| CHALLENGE |
Check every line of the entries that follow, and copy the ones containing "colors".

**** DATA SHOWN

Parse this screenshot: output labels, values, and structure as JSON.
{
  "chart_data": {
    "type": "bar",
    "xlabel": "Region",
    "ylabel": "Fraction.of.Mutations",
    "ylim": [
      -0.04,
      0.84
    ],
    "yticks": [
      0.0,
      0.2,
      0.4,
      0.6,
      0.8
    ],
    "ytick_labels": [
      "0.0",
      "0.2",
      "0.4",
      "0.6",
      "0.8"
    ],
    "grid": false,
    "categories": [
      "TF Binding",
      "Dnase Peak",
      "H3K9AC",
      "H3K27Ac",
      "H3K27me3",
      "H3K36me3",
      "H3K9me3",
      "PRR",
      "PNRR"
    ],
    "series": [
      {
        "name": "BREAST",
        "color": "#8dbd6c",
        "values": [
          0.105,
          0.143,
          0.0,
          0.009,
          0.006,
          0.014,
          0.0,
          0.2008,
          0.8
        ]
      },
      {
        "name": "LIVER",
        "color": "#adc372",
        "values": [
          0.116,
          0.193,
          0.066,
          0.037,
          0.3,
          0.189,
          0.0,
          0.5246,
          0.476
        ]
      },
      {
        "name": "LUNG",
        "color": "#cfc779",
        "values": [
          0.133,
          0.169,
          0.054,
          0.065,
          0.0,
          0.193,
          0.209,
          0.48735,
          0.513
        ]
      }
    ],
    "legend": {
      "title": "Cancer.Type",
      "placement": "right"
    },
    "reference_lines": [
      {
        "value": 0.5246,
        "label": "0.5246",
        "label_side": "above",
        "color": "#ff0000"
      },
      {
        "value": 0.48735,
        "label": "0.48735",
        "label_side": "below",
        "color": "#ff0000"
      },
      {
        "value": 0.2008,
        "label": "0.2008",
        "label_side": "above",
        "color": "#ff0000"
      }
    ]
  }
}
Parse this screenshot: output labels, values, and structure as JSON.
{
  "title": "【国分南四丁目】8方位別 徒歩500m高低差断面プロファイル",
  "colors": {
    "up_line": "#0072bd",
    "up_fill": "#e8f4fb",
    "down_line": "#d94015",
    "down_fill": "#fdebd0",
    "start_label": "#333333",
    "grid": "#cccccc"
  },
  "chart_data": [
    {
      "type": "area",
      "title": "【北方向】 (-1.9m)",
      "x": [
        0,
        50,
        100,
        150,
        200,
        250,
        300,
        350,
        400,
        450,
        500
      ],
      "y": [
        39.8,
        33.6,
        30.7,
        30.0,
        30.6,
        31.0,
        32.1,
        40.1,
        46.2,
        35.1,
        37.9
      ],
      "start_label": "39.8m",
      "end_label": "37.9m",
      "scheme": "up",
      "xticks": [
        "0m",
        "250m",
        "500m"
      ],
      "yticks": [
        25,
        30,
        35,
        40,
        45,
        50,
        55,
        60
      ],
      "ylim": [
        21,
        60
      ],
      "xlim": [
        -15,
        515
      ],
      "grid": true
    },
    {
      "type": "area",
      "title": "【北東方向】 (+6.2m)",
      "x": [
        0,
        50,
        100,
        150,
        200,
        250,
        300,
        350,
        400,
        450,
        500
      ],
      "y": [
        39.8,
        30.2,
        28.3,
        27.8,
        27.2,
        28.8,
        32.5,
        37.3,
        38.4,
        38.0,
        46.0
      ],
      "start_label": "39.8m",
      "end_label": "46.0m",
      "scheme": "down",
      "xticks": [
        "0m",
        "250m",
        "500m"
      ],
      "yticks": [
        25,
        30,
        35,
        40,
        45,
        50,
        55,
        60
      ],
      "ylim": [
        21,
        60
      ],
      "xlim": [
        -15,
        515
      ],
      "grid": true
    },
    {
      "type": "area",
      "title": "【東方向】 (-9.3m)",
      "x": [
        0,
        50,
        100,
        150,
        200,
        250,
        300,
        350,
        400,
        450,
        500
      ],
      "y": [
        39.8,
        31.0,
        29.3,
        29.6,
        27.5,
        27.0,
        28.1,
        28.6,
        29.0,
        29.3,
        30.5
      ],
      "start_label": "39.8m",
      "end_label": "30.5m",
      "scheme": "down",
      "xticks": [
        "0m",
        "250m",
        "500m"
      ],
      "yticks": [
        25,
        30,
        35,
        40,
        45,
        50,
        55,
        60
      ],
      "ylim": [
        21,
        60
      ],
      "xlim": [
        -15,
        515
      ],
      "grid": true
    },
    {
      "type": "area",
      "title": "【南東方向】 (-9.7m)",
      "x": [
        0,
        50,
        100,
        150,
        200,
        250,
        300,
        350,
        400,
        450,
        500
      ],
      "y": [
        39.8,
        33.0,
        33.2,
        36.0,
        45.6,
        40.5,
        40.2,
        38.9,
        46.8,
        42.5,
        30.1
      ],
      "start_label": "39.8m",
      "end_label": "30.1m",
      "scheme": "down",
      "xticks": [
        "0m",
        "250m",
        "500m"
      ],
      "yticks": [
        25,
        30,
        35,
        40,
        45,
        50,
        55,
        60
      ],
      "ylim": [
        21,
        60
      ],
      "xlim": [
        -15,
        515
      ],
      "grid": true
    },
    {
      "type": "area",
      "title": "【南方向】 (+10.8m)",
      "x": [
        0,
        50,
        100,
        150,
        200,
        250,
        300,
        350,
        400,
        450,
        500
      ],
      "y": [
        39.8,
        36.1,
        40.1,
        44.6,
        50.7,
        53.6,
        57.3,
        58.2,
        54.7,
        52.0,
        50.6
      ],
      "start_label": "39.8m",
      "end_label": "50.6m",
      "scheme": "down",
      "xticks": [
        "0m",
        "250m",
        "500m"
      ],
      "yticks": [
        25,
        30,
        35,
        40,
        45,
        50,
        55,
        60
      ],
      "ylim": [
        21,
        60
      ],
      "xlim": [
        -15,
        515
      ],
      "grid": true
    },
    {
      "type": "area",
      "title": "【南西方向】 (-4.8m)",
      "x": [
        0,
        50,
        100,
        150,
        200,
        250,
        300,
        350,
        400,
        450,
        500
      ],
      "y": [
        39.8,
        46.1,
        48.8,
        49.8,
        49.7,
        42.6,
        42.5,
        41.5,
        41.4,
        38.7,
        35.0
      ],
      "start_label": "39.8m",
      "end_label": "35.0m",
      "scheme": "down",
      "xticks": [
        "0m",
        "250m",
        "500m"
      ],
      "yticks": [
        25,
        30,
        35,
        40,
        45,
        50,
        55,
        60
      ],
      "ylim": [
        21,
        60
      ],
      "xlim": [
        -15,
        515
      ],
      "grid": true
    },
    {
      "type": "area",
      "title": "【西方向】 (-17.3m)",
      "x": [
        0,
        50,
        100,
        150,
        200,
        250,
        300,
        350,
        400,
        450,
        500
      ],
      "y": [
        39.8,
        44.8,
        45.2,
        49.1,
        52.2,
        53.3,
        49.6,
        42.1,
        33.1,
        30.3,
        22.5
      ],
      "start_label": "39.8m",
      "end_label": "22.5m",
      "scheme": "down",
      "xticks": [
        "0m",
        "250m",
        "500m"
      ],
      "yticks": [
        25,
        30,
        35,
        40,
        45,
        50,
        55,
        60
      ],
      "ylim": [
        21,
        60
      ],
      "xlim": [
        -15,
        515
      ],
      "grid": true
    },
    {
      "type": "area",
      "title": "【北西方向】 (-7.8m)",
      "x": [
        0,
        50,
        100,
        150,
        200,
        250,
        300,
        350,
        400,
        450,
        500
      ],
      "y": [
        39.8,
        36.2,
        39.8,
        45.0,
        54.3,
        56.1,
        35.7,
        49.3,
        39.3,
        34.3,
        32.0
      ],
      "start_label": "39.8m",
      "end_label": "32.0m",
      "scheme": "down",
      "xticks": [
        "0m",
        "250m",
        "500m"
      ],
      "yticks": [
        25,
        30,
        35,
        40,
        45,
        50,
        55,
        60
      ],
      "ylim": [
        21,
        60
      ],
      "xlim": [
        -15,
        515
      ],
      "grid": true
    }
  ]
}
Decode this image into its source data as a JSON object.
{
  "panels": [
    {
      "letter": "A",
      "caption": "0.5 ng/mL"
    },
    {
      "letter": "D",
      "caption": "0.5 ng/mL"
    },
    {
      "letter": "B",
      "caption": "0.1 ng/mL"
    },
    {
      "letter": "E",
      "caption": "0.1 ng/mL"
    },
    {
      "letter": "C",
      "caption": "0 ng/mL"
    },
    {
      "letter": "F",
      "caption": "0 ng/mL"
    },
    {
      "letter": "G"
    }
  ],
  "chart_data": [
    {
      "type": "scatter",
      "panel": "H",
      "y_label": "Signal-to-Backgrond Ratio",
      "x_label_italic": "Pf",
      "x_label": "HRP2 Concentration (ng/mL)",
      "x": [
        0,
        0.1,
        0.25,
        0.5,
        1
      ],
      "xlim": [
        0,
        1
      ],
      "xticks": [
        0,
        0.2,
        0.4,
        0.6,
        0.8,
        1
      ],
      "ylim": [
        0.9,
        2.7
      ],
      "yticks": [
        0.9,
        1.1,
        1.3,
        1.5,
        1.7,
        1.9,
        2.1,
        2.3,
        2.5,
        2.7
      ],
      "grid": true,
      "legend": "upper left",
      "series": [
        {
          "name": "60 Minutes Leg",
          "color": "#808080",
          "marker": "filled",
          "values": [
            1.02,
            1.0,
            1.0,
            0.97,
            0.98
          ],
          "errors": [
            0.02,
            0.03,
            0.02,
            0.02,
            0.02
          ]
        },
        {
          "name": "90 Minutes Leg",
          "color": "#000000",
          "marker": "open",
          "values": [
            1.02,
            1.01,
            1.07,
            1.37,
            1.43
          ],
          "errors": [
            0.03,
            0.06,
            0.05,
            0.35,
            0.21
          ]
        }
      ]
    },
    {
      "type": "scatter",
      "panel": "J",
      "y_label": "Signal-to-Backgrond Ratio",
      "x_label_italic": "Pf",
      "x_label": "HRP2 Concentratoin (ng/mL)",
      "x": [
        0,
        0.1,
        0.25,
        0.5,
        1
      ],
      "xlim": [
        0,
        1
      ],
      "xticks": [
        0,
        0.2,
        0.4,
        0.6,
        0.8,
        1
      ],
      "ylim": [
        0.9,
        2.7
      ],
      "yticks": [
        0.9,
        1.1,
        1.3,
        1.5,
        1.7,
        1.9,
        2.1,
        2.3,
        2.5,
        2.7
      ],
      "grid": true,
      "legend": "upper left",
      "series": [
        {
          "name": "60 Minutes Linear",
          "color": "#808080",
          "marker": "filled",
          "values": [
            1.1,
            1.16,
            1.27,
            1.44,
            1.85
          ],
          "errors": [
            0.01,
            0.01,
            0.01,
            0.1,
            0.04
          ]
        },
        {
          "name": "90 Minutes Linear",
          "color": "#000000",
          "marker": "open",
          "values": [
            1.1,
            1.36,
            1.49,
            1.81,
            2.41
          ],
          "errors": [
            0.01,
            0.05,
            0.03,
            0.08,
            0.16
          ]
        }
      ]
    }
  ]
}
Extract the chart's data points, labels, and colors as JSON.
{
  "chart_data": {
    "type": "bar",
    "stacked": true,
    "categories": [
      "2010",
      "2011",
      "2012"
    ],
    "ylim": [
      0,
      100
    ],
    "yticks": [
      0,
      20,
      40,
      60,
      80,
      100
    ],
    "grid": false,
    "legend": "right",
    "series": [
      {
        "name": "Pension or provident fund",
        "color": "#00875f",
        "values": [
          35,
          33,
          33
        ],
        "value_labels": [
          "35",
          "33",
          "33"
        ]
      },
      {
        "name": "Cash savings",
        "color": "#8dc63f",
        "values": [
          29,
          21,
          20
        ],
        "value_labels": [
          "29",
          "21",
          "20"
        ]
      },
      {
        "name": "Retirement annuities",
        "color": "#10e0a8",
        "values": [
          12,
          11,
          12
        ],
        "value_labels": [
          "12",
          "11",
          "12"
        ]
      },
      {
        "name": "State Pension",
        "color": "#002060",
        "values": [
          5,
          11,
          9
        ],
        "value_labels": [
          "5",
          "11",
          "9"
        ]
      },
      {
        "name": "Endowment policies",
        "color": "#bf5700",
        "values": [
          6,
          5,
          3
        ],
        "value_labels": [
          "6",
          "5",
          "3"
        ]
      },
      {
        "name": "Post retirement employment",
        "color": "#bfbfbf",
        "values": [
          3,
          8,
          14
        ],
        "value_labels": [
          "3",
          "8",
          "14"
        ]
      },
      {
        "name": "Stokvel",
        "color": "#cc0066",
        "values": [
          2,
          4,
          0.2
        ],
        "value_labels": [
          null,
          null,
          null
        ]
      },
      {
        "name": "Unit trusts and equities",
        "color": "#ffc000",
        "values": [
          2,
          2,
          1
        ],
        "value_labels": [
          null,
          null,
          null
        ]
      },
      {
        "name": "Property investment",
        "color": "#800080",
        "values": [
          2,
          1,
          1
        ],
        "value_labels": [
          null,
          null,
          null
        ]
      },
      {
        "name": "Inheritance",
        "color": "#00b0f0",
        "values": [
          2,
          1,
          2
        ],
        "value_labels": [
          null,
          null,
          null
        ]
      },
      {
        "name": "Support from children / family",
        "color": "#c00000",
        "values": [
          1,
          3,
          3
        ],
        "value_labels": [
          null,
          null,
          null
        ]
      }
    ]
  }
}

********

| TASK RESPONSE |
  "colors": {
Extract the chart's data points, labels, and colors as JSON.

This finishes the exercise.